#### OBJECTIVE:
Using the data below, copy each line that includes the word "Disponible".
------------------------------------------------
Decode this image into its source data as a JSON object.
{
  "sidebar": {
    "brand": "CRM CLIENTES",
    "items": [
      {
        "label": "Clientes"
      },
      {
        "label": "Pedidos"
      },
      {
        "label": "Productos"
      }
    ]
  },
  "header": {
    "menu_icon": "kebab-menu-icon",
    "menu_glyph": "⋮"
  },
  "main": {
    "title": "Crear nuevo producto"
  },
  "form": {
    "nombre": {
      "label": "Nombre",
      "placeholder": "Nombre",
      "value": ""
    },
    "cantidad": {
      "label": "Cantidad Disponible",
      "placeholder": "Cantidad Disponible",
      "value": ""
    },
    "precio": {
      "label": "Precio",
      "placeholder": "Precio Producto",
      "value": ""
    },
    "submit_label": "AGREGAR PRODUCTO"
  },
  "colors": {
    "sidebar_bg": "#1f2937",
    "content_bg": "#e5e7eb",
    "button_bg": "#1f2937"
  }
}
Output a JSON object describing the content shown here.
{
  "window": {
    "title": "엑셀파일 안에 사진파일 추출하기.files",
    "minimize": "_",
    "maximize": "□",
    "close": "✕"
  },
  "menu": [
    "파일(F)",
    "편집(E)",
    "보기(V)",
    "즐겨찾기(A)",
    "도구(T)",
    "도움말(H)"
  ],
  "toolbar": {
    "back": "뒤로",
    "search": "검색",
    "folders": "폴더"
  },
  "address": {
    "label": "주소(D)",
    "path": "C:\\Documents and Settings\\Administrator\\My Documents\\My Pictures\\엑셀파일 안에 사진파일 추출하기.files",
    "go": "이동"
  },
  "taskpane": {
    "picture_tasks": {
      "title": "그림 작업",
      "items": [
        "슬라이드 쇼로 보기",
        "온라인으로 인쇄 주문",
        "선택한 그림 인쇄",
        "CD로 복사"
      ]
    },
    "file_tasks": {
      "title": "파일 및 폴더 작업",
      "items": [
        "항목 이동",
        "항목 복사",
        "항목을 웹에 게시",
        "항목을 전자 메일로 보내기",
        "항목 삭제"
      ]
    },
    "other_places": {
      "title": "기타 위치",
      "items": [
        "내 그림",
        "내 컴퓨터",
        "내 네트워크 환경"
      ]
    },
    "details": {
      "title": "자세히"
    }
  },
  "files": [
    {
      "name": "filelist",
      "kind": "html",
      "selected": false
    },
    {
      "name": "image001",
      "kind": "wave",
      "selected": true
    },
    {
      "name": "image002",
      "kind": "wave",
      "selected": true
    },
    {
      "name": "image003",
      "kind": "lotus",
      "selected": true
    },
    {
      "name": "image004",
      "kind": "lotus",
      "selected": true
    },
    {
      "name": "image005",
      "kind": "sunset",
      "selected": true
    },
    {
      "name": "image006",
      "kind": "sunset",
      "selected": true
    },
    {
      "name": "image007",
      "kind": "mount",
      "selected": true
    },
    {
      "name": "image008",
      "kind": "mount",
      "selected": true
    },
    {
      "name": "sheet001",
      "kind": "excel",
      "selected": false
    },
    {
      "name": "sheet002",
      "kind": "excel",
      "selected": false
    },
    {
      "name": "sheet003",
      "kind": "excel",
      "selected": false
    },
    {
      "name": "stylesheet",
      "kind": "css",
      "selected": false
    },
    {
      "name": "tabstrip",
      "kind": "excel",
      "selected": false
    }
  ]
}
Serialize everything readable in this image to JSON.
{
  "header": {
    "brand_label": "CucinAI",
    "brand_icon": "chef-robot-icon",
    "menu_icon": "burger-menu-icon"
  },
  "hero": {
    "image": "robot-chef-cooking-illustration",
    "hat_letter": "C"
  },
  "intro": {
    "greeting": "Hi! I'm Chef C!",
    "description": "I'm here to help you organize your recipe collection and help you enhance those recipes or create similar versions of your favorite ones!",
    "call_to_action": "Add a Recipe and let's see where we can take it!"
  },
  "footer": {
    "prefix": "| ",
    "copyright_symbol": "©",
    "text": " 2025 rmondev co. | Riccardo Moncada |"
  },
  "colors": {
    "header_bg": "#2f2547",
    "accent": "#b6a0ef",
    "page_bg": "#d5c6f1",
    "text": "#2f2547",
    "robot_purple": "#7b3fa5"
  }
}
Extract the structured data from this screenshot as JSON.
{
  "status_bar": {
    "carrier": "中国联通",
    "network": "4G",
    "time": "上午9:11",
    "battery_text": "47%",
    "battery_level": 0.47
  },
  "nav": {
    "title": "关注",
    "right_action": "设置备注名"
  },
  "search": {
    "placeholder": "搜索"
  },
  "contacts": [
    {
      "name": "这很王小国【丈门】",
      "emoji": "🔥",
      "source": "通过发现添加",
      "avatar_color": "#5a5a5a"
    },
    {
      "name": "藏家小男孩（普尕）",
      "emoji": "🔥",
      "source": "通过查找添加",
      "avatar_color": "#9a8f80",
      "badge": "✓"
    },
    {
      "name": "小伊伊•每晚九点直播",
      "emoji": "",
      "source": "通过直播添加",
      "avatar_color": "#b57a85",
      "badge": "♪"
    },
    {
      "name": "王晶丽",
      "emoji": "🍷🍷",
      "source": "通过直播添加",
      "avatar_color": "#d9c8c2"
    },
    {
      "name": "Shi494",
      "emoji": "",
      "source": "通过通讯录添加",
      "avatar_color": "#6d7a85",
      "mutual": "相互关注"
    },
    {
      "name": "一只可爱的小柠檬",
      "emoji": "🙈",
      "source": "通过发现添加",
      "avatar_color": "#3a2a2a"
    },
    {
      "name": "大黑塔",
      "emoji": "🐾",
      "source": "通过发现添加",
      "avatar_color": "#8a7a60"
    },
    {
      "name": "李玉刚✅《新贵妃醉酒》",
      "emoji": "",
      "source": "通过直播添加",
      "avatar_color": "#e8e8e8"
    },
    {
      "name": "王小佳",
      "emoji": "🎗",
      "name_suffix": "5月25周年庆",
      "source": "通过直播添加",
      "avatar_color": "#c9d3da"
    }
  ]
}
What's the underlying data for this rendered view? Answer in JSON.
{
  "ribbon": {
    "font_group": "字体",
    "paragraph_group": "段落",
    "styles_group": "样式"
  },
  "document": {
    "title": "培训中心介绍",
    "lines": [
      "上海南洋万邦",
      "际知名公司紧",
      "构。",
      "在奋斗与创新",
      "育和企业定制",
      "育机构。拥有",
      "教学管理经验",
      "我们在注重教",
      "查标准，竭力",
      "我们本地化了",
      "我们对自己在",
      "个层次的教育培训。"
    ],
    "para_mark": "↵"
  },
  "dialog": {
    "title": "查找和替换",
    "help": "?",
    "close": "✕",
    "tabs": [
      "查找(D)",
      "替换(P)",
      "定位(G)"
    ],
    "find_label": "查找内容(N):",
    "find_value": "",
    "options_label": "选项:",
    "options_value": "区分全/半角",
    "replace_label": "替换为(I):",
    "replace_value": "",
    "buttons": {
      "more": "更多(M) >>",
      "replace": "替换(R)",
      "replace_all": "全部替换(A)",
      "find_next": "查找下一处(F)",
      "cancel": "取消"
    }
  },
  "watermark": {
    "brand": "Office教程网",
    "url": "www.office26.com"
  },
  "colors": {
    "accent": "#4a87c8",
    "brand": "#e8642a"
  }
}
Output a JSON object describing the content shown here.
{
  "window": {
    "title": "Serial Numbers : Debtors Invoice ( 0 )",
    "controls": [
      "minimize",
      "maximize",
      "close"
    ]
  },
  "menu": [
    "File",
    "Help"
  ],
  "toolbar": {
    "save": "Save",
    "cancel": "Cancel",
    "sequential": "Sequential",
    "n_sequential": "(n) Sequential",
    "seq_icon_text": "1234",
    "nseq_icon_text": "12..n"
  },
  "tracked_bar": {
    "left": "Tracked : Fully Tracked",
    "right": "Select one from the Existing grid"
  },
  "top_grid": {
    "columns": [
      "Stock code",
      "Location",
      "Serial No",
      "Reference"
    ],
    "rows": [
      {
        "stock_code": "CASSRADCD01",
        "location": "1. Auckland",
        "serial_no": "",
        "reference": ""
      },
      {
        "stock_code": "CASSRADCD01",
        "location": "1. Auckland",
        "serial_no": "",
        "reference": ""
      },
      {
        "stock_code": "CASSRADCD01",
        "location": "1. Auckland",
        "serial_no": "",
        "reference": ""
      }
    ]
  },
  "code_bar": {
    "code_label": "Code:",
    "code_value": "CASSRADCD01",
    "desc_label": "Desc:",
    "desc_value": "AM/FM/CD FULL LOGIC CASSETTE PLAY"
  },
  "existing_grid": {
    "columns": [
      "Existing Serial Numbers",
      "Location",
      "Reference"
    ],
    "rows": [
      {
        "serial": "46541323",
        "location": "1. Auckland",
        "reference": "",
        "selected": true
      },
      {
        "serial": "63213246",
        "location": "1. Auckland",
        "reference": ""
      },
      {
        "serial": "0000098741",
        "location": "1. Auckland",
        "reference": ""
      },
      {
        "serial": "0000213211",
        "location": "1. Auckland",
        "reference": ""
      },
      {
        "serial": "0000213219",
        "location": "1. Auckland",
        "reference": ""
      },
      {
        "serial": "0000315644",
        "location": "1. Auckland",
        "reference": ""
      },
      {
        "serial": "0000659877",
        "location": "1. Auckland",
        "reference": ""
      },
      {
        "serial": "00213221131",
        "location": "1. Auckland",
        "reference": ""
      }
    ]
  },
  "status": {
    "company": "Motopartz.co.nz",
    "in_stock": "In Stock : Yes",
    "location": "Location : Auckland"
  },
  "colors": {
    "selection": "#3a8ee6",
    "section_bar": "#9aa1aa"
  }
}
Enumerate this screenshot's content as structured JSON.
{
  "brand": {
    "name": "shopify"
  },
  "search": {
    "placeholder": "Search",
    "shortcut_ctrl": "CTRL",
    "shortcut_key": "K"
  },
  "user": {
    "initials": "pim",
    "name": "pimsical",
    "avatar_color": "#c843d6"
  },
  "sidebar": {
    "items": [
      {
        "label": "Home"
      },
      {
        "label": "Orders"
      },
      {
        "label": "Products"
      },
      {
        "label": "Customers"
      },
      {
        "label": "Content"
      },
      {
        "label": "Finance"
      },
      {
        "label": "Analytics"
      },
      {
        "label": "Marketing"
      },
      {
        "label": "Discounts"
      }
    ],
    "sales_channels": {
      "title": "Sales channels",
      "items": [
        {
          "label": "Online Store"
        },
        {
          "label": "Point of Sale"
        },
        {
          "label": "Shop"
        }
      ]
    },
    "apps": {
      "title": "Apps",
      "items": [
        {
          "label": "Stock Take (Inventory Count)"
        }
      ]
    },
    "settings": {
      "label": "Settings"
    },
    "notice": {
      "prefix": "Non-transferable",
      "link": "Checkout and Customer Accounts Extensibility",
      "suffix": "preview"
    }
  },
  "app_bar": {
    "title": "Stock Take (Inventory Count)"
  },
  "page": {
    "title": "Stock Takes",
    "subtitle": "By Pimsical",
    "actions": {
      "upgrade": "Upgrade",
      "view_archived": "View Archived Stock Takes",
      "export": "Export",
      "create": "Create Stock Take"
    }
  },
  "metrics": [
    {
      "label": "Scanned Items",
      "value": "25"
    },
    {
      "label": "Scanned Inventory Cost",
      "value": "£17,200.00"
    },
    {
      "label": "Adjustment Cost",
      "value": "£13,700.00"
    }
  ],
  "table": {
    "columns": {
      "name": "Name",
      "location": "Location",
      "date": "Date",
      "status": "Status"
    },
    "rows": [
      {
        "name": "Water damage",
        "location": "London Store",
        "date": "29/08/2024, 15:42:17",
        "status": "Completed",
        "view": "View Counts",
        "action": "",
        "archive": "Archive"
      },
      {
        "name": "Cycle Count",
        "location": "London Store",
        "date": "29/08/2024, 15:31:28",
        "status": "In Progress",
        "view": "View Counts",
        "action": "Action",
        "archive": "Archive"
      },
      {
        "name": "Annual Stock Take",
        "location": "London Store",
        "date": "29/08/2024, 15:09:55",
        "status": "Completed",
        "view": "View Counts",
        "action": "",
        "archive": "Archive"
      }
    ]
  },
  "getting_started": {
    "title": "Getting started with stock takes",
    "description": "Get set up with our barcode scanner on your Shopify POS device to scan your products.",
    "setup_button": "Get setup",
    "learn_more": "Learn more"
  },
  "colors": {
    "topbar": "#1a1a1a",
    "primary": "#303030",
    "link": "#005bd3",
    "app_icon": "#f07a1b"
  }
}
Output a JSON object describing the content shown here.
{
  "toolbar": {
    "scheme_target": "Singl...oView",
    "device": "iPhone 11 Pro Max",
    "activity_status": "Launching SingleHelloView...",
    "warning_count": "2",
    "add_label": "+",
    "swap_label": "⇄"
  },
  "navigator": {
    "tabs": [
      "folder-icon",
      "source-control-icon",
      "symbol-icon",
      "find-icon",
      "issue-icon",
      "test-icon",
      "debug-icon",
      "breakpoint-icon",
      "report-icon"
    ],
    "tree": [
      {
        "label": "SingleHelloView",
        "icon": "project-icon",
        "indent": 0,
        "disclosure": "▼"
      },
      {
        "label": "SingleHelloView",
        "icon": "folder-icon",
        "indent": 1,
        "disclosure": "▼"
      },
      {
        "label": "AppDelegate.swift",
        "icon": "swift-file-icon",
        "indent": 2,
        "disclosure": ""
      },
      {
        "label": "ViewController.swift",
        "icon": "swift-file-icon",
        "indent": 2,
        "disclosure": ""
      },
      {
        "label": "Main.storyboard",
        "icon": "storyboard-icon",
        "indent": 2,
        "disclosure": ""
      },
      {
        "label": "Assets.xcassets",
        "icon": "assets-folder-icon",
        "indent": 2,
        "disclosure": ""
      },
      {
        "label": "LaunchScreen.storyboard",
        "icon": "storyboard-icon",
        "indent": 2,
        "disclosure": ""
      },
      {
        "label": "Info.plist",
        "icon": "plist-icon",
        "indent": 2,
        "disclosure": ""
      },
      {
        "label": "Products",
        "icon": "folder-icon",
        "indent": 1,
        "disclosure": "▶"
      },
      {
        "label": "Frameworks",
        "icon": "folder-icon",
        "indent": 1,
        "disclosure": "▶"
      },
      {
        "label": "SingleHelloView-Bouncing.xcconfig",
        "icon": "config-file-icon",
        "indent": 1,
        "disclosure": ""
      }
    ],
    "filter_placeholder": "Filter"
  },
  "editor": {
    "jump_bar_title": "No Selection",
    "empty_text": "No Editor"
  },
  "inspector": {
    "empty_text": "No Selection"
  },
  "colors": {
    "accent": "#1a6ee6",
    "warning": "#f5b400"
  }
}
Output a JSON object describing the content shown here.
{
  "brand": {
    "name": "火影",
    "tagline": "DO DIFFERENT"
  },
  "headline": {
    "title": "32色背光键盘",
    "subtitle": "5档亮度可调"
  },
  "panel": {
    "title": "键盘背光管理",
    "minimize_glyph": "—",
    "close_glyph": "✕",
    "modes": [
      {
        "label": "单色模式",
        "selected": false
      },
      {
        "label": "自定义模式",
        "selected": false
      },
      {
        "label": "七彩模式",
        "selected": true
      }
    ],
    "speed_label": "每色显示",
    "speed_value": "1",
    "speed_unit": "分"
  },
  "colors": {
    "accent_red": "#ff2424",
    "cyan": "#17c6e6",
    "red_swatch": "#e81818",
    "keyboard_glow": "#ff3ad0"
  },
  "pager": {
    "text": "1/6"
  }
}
------------------------------------------------
#### RESPONSE TO THIS EXERCISE:
      "label": "Cantidad Disponible",
      "placeholder": "Cantidad Disponible",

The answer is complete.